§ Instruction a
Convert the records into a numbered list. Begin at the first line of the records and stop after the line that contains "data-point-c <box>429 392 440 403</box>", leaving out any blank lines.

§ Extract to read
▬▬▬▬▬▬

But the numbers do not add up. The bankruptcy administrator has put the losses at $130 billion (although that number is still in play) and was (remarkably) denying that Lehman had a solvency problem at the time of its collapse, when the tenor of the Government section suggests the reverse. In addition, Lehman’s net worth as of May 31, 2008 was reported at $26 billion. So if we accept the $130 billion estimate, the swing from reported net worth to losses realized was over $150 billion. We still have no satisfactory explanation of how that took place. The bankruptcy administrator, Alvarez & Marsal, blamed some of the losses on the “disorderly collapse”, but assigned “only” a maximum of $75 billion. We do not know the composition of the value shortfalls that led Lehman to play Repo 105 games, which presumably totaled $50 billion (some sus items have been singled out, but that falls short of an explanation). So not only do we lack a decent explanation of that $50 billion, even if we accept the high end of the Alvarez & Marsal estimate, we have an additional $25 billion missing in action.

▬▬▬▬▬▬

§ Instruction b
Answer these about the passage on Lehman's losses:
(i) At what amount did the bankruptcy administrator put the losses?
(ii) What was Lehman's reported net worth as of May 31, 2008?
(iii) What maximum amount of the losses did Alvarez & Marsal assign to the "disorderly collapse"?

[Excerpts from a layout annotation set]

▬▬▬▬▬▬

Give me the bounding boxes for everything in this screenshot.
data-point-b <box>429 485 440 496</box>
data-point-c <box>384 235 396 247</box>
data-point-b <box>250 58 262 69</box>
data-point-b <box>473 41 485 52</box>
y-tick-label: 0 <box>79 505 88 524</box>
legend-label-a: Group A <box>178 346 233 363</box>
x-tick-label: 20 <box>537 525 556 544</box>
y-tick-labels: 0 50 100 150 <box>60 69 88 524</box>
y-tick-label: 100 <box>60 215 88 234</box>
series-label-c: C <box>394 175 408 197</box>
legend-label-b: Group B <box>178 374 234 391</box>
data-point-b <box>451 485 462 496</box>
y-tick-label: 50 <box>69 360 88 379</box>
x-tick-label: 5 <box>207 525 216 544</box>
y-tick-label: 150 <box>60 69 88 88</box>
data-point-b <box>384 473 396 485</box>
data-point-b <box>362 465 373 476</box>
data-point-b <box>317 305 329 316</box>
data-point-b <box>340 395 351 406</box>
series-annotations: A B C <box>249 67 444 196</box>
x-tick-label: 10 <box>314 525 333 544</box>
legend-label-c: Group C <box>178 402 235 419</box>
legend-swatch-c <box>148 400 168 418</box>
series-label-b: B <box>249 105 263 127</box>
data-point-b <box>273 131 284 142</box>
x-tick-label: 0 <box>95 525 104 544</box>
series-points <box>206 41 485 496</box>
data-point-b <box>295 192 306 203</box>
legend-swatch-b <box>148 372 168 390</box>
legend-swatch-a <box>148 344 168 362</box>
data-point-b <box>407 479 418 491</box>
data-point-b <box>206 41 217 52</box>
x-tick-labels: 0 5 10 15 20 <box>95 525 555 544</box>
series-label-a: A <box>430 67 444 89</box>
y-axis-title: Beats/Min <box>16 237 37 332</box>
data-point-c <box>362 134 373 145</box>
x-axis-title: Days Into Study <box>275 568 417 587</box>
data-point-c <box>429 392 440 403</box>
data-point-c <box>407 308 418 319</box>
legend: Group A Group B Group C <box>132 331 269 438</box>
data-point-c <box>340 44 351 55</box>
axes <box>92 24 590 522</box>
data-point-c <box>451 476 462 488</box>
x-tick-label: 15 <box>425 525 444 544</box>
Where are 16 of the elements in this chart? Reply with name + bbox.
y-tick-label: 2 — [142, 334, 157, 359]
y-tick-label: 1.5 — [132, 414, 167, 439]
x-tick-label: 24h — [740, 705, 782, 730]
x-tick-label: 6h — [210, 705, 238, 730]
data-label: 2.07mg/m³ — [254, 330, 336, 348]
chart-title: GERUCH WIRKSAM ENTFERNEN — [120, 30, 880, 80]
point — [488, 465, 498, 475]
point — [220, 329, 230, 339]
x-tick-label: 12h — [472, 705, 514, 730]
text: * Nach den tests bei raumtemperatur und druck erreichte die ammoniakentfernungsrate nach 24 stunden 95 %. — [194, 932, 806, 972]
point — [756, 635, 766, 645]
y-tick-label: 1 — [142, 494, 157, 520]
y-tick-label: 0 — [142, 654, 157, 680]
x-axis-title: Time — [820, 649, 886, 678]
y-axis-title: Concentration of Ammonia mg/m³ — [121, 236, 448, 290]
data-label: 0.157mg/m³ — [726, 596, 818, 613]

▬▬▬▬▬▬

§ Correct result a
1. Give me the bounding boxes for everything in this screenshot.
2. data-point-b <box>429 485 440 496</box>
3. data-point-c <box>384 235 396 247</box>
4. data-point-b <box>250 58 262 69</box>
5. data-point-b <box>473 41 485 52</box>
6. y-tick-label: 0 <box>79 505 88 524</box>
7. legend-label-a: Group A <box>178 346 233 363</box>
8. x-tick-label: 20 <box>537 525 556 544</box>
9. y-tick-labels: 0 50 100 150 <box>60 69 88 524</box>
10. y-tick-label: 100 <box>60 215 88 234</box>
11. series-label-c: C <box>394 175 408 197</box>
12. legend-label-b: Group B <box>178 374 234 391</box>
13. data-point-b <box>451 485 462 496</box>
14. y-tick-label: 50 <box>69 360 88 379</box>
15. x-tick-label: 5 <box>207 525 216 544</box>
16. y-tick-label: 150 <box>60 69 88 88</box>
17. data-point-b <box>384 473 396 485</box>
18. data-point-b <box>362 465 373 476</box>
19. data-point-b <box>317 305 329 316</box>
20. data-point-b <box>340 395 351 406</box>
21. series-annotations: A B C <box>249 67 444 196</box>
22. x-tick-label: 10 <box>314 525 333 544</box>
23. legend-label-c: Group C <box>178 402 235 419</box>
24. legend-swatch-c <box>148 400 168 418</box>
25. series-label-b: B <box>249 105 263 127</box>
26. data-point-b <box>273 131 284 142</box>
27. x-tick-label: 0 <box>95 525 104 544</box>
28. series-points <box>206 41 485 496</box>
29. data-point-b <box>295 192 306 203</box>
30. legend-swatch-b <box>148 372 168 390</box>
31. legend-swatch-a <box>148 344 168 362</box>
32. data-point-b <box>407 479 418 491</box>
33. data-point-b <box>206 41 217 52</box>
34. x-tick-labels: 0 5 10 15 20 <box>95 525 555 544</box>
35. series-label-a: A <box>430 67 444 89</box>
36. y-axis-title: Beats/Min <box>16 237 37 332</box>
37. data-point-c <box>362 134 373 145</box>
38. x-axis-title: Days Into Study <box>275 568 417 587</box>
39. data-point-c <box>429 392 440 403</box>

§ Correct result b
(i) $130 billion
(ii) $26 billion
(iii) $75 billion